INSTRUCTION - Give every line of the material again, exactly as written.

RECORDS FOR PROCESSING -
-----

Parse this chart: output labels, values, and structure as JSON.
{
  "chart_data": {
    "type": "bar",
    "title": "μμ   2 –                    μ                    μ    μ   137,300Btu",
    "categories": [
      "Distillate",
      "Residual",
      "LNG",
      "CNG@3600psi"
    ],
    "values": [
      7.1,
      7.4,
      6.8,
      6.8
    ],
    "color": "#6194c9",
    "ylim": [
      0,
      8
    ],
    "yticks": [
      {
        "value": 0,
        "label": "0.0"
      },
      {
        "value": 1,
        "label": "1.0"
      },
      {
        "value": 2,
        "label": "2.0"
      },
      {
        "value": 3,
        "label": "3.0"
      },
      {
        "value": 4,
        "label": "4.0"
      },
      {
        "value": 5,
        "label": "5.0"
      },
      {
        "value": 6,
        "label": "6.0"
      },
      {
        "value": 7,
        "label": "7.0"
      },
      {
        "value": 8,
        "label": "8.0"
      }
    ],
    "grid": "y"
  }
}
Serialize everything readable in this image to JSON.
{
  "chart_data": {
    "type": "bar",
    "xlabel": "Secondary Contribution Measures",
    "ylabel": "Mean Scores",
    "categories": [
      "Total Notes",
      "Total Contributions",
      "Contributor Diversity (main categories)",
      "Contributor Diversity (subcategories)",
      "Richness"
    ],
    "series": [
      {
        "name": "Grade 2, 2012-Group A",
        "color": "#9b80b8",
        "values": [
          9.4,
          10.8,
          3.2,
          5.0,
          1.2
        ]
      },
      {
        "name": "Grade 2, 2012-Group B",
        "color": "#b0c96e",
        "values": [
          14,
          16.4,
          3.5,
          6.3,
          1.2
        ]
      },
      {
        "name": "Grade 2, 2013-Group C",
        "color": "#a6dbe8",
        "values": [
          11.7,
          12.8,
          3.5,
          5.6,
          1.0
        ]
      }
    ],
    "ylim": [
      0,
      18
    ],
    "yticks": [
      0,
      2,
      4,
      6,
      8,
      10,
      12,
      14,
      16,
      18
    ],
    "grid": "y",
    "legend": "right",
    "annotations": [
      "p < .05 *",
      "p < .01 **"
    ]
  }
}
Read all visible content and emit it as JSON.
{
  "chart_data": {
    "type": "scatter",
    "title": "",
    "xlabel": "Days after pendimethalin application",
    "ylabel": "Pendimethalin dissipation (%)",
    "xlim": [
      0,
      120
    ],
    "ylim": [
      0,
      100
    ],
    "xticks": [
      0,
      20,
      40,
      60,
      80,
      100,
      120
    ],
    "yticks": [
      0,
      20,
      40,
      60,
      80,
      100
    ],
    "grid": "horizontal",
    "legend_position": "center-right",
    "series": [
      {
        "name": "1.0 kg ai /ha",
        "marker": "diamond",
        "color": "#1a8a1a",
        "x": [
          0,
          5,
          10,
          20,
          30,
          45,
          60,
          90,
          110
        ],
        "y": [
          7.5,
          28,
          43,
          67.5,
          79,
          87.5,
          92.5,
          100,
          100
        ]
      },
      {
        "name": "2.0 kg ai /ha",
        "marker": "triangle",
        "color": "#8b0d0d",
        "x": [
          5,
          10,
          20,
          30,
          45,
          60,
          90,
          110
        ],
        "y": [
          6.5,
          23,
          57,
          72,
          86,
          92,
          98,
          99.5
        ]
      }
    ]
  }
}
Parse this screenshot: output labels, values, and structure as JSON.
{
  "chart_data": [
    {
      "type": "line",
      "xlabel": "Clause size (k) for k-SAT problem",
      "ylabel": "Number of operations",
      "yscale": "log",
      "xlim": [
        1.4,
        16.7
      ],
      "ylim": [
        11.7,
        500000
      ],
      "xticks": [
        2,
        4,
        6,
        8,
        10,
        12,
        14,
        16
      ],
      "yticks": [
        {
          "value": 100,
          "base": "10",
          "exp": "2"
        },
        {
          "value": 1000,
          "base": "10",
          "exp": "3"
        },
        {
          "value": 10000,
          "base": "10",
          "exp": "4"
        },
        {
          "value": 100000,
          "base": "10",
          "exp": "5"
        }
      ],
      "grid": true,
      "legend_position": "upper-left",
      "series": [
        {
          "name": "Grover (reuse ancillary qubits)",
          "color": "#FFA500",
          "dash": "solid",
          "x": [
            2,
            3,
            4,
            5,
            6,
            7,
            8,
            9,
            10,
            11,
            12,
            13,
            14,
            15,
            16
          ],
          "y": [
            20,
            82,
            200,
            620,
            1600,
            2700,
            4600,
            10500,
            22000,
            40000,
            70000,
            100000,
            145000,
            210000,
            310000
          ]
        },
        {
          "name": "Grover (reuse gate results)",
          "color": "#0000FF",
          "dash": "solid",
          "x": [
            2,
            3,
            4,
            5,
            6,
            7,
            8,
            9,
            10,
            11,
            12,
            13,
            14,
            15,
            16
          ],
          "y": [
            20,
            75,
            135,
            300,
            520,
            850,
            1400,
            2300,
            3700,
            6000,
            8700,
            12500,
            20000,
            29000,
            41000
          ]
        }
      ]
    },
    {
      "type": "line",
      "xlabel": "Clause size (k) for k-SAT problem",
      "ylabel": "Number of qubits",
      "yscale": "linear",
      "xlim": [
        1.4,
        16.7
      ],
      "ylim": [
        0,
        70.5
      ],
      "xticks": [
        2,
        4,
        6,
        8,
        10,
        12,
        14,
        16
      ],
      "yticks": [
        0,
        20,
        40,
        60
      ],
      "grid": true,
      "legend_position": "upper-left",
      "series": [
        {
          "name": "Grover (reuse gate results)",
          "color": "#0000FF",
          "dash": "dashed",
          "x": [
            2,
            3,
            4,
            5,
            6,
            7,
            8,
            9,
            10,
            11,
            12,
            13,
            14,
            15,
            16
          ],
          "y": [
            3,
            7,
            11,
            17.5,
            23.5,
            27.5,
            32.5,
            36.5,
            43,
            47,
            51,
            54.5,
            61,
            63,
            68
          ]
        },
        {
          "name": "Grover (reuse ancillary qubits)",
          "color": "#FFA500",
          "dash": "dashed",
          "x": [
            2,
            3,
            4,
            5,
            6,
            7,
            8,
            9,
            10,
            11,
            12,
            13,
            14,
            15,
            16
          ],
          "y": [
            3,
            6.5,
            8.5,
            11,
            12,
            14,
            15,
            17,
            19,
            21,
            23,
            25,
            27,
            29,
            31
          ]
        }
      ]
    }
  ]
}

-----

SOLUTION TO THIS TASK -
Parse this chart: output labels, values, and structure as JSON.
{
  "chart_data": {
    "type": "bar",
    "title": "μμ   2 –                    μ                    μ    μ   137,300Btu",
    "categories": [
      "Distillate",
      "Residual",
      "LNG",
      "CNG@3600psi"
    ],
    "values": [
      7.1,
      7.4,
      6.8,
      6.8
    ],
    "color": "#6194c9",
    "ylim": [
      0,
      8
    ],
    "yticks": [
      {
        "value": 0,
        "label": "0.0"
      },
      {
        "value": 1,
        "label": "1.0"
      },
      {
        "value": 2,
        "label": "2.0"
      },
      {
        "value": 3,
        "label": "3.0"
      },
      {
        "value": 4,
        "label": "4.0"
      },
      {
        "value": 5,
        "label": "5.0"
      },
      {
        "value": 6,
        "label": "6.0"
      },
      {
        "value": 7,
        "label": "7.0"
      },
      {
        "value": 8,
        "label": "8.0"
      }
    ],
    "grid": "y"
  }
}
Serialize everything readable in this image to JSON.
{
  "chart_data": {
    "type": "bar",
    "xlabel": "Secondary Contribution Measures",
    "ylabel": "Mean Scores",
    "categories": [
      "Total Notes",
      "Total Contributions",
      "Contributor Diversity (main categories)",
      "Contributor Diversity (subcategories)",
      "Richness"
    ],
    "series": [
      {
        "name": "Grade 2, 2012-Group A",
        "color": "#9b80b8",
        "values": [
          9.4,
          10.8,
          3.2,
          5.0,
          1.2
        ]
      },
      {
        "name": "Grade 2, 2012-Group B",
        "color": "#b0c96e",
        "values": [
          14,
          16.4,
          3.5,
          6.3,
          1.2
        ]
      },
      {
        "name": "Grade 2, 2013-Group C",
        "color": "#a6dbe8",
        "values": [
          11.7,
          12.8,
          3.5,
          5.6,
          1.0
        ]
      }
    ],
    "ylim": [
      0,
      18
    ],
    "yticks": [
      0,
      2,
      4,
      6,
      8,
      10,
      12,
      14,
      16,
      18
    ],
    "grid": "y",
    "legend": "right",
    "annotations": [
      "p < .05 *",
      "p < .01 **"
    ]
  }
}
Read all visible content and emit it as JSON.
{
  "chart_data": {
    "type": "scatter",
    "title": "",
    "xlabel": "Days after pendimethalin application",
    "ylabel": "Pendimethalin dissipation (%)",
    "xlim": [
      0,
      120
    ],
    "ylim": [
      0,
      100
    ],
    "xticks": [
      0,
      20,
      40,
      60,
      80,
      100,
      120
    ],
    "yticks": [
      0,
      20,
      40,
      60,
      80,
      100
    ],
    "grid": "horizontal",
    "legend_position": "center-right",
    "series": [
      {
        "name": "1.0 kg ai /ha",
        "marker": "diamond",
        "color": "#1a8a1a",
        "x": [
          0,
          5,
          10,
          20,
          30,
          45,
          60,
          90,
          110
        ],
        "y": [
          7.5,
          28,
          43,
          67.5,
          79,
          87.5,
          92.5,
          100,
          100
        ]
      },
      {
        "name": "2.0 kg ai /ha",
        "marker": "triangle",
        "color": "#8b0d0d",
        "x": [
          5,
          10,
          20,
          30,
          45,
          60,
          90,
          110
        ],
        "y": [
          6.5,
          23,
          57,
          72,
          86,
          92,
          98,
          99.5
        ]
      }
    ]
  }
}
Parse this screenshot: output labels, values, and structure as JSON.
{
  "chart_data": [
    {
      "type": "line",
      "xlabel": "Clause size (k) for k-SAT problem",
      "ylabel": "Number of operations",
      "yscale": "log",
      "xlim": [
        1.4,
        16.7
      ],
      "ylim": [
        11.7,
        500000
      ],
      "xticks": [
        2,
        4,
        6,
        8,
        10,
        12,
        14,
        16
      ],
      "yticks": [
        {
          "value": 100,
          "base": "10",
          "exp": "2"
        },
        {
          "value": 1000,
          "base": "10",
          "exp": "3"
        },
        {
          "value": 10000,
          "base": "10",
          "exp": "4"
        },
        {
          "value": 100000,
          "base": "10",
          "exp": "5"
        }
      ],
      "grid": true,
      "legend_position": "upper-left",
      "series": [
        {
          "name": "Grover (reuse ancillary qubits)",
          "color": "#FFA500",
          "dash": "solid",
          "x": [
            2,
            3,
            4,
            5,
            6,
            7,
            8,
            9,
            10,
            11,
            12,
            13,
            14,
            15,
            16
          ],
          "y": [
            20,
            82,
            200,
            620,
            1600,
            2700,
            4600,
            10500,
            22000,
            40000,
            70000,
            100000,
            145000,
            210000,
            310000
          ]
        },
        {
          "name": "Grover (reuse gate results)",
          "color": "#0000FF",
          "dash": "solid",
          "x": [
            2,
            3,
            4,
            5,
            6,
            7,
            8,
            9,
            10,
            11,
            12,
            13,
            14,
            15,
            16
          ],
          "y": [
            20,
            75,
            135,
            300,
            520,
            850,
            1400,
            2300,
            3700,
            6000,
            8700,
            12500,
            20000,
            29000,
            41000
          ]
        }
      ]
    },
    {
      "type": "line",
      "xlabel": "Clause size (k) for k-SAT problem",
      "ylabel": "Number of qubits",
      "yscale": "linear",
      "xlim": [
        1.4,
        16.7
      ],
      "ylim": [
        0,
        70.5
      ],
      "xticks": [
        2,
        4,
        6,
        8,
        10,
        12,
        14,
        16
      ],
      "yticks": [
        0,
        20,
        40,
        60
      ],
      "grid": true,
      "legend_position": "upper-left",
      "series": [
        {
          "name": "Grover (reuse gate results)",
          "color": "#0000FF",
          "dash": "dashed",
          "x": [
            2,
            3,
            4,
            5,
            6,
            7,
            8,
            9,
            10,
            11,
            12,
            13,
            14,
            15,
            16
          ],
          "y": [
            3,
            7,
            11,
            17.5,
            23.5,
            27.5,
            32.5,
            36.5,
            43,
            47,
            51,
            54.5,
            61,
            63,
            68
          ]
        },
        {
          "name": "Grover (reuse ancillary qubits)",
          "color": "#FFA500",
          "dash": "dashed",
          "x": [
            2,
            3,
            4,
            5,
            6,
            7,
            8,
            9,
            10,
            11,
            12,
            13,
            14,
            15,
            16
          ],
          "y": [
            3,
            6.5,
            8.5,
            11,
            12,
            14,
            15,
            17,
            19,
            21,
            23,
            25,
            27,
            29,
            31
          ]
        }
      ]
    }
  ]
}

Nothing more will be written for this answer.